> SHORT PROBLEM: Pick out every line holding the string "above" and copy it.

> PROVIDED DATA:
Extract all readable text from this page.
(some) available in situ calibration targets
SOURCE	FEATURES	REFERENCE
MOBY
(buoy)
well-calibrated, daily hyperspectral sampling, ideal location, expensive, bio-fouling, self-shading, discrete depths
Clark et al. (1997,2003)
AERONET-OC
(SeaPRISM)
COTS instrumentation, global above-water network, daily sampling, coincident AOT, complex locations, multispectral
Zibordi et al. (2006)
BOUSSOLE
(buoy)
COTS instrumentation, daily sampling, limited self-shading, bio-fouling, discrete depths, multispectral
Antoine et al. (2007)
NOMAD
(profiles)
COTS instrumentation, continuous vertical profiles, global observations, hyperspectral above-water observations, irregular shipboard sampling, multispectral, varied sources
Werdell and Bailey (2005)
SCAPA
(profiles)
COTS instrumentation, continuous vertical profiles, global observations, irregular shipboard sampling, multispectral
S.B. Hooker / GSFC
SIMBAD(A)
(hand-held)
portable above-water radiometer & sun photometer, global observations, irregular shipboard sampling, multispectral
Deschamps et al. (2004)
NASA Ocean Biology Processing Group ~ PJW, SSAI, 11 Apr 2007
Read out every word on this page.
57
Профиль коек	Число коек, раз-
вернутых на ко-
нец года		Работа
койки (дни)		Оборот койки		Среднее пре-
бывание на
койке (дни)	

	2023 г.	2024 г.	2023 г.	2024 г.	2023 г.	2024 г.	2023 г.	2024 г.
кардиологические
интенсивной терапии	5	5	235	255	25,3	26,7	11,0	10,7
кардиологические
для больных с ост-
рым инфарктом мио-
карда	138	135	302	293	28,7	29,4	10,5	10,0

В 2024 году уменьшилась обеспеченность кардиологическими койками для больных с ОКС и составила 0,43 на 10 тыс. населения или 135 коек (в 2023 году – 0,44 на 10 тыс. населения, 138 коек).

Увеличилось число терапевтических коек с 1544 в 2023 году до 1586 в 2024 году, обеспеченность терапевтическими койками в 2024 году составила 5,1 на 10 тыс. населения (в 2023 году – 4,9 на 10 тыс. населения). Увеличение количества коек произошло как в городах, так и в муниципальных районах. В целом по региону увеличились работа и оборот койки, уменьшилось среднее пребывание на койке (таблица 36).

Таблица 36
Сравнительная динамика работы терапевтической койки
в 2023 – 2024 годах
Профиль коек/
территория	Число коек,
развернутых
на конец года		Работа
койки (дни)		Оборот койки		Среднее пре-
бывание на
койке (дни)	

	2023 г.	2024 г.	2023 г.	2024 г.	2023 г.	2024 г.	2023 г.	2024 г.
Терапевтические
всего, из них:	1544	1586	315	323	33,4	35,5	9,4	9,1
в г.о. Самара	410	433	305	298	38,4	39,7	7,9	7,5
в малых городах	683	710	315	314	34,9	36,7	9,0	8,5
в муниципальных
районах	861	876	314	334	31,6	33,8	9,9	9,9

> FINAL RESULT:
COTS instrumentation, global above-water network, daily sampling, coincident AOT, complex locations, multispectral
COTS instrumentation, continuous vertical profiles, global observations, hyperspectral above-water observations, irregular shipboard sampling, multispectral, varied sources
portable above-water radiometer & sun photometer, global observations, irregular shipboard sampling, multispectral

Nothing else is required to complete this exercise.